_WHAT IS ASKED_: Track down each line that has the word "alumnado" and copy it.
______________________________
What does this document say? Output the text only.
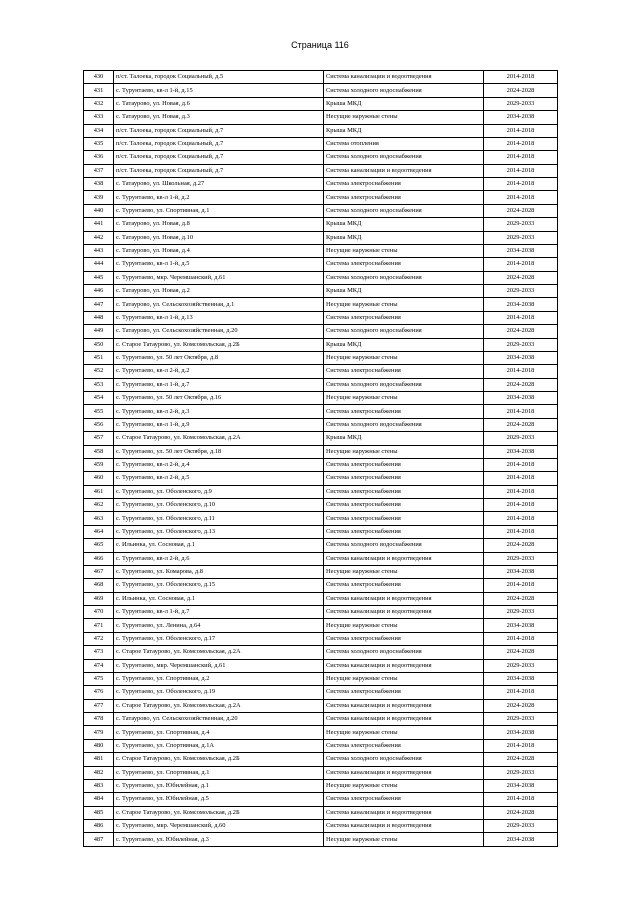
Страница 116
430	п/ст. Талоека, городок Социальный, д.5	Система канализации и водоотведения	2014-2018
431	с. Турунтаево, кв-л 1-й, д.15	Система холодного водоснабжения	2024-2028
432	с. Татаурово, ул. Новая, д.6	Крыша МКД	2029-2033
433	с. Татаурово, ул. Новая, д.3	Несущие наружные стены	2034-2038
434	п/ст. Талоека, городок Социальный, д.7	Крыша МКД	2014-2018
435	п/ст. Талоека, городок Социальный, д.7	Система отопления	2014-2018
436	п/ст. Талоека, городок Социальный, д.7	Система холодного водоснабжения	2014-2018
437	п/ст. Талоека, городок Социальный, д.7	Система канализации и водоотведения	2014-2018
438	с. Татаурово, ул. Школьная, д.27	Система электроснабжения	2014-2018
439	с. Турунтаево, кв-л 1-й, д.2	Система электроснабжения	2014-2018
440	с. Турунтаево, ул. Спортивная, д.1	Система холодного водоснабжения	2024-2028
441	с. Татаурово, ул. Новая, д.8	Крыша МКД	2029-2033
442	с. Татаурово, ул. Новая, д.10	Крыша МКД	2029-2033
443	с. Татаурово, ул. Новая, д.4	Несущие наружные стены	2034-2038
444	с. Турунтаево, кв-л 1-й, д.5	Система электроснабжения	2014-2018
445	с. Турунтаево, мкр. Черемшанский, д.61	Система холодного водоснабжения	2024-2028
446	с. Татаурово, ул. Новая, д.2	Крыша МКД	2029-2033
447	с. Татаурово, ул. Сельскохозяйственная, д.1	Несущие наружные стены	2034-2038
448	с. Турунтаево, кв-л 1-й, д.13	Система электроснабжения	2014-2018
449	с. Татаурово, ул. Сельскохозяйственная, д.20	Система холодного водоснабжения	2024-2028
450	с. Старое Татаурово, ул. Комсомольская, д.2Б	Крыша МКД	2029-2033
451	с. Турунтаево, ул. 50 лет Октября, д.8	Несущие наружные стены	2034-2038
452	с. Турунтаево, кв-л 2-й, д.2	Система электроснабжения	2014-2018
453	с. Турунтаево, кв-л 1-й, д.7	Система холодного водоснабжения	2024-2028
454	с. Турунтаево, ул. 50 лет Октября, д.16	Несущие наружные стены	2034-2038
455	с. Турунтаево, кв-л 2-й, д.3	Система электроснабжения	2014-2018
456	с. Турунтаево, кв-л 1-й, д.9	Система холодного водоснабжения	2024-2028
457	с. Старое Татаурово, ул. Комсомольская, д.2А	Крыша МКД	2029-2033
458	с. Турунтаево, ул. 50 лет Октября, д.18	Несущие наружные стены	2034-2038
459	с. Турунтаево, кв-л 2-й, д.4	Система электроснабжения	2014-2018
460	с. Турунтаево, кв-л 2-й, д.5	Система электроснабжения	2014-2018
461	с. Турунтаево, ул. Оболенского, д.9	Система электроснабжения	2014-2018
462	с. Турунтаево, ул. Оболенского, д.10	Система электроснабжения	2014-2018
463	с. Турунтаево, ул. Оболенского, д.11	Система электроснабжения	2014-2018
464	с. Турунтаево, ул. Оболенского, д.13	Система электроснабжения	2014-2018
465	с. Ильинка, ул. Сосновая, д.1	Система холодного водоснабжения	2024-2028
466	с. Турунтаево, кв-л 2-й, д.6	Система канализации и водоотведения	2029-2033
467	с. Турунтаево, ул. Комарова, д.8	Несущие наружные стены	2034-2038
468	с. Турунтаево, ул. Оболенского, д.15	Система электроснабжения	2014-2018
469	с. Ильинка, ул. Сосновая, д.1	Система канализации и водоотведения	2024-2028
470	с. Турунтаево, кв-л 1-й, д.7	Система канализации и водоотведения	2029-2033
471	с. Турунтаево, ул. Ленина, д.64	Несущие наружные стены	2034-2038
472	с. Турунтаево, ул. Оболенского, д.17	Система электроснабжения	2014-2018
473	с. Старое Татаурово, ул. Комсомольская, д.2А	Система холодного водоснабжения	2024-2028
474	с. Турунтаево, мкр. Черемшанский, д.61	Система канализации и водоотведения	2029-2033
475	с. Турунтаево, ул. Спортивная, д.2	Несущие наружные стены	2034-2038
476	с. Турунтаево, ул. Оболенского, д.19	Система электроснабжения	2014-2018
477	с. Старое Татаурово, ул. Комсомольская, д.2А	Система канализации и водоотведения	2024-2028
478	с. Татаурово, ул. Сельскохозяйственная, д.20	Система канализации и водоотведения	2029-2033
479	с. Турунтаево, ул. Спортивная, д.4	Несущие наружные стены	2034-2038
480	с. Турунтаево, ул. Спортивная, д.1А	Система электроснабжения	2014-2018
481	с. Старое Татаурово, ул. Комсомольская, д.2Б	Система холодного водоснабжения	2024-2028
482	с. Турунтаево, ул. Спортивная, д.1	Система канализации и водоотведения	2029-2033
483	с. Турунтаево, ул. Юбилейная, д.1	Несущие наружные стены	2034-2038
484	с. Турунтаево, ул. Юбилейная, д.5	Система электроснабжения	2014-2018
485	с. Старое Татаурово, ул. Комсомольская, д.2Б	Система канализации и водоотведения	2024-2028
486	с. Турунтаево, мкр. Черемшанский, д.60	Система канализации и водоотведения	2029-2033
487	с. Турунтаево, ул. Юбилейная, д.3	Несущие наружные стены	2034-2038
______________________________
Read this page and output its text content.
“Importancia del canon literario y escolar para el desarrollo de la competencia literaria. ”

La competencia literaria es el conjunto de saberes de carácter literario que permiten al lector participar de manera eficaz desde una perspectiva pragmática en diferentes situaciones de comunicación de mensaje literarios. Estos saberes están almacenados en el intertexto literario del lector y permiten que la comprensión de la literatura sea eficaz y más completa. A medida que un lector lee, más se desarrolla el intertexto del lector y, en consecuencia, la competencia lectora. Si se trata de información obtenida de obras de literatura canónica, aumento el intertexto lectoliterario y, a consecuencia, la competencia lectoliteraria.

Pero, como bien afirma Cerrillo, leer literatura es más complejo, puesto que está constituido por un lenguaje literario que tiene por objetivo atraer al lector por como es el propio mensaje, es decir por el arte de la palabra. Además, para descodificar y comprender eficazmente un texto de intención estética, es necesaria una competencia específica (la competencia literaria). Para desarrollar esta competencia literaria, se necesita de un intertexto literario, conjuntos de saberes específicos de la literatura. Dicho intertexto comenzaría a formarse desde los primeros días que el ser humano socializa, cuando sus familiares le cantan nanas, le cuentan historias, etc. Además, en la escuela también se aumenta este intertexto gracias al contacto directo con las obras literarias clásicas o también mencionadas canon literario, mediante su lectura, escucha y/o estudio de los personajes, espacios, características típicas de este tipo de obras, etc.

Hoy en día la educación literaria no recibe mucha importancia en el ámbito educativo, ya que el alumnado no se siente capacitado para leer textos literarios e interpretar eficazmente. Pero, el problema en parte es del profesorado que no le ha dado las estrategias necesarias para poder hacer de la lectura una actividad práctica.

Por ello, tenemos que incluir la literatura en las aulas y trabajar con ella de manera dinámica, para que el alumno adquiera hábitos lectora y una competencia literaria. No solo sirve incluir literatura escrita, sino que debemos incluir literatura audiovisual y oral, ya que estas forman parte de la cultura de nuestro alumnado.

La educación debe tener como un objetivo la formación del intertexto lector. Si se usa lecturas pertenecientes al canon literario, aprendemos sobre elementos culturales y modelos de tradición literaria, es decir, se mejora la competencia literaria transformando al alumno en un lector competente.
______________________________
_FULL OUTPUT_:
Hoy en día la educación literaria no recibe mucha importancia en el ámbito educativo, ya que el alumnado no se siente capacitado para leer textos literarios e interpretar eficazmente. Pero, el problema en parte es del profesorado que no le ha dado las estrategias necesarias para poder hacer de la lectura una actividad práctica.
Por ello, tenemos que incluir la literatura en las aulas y trabajar con ella de manera dinámica, para que el alumno adquiera hábitos lectora y una competencia literaria. No solo sirve incluir literatura escrita, sino que debemos incluir literatura audiovisual y oral, ya que estas forman parte de la cultura de nuestro alumnado.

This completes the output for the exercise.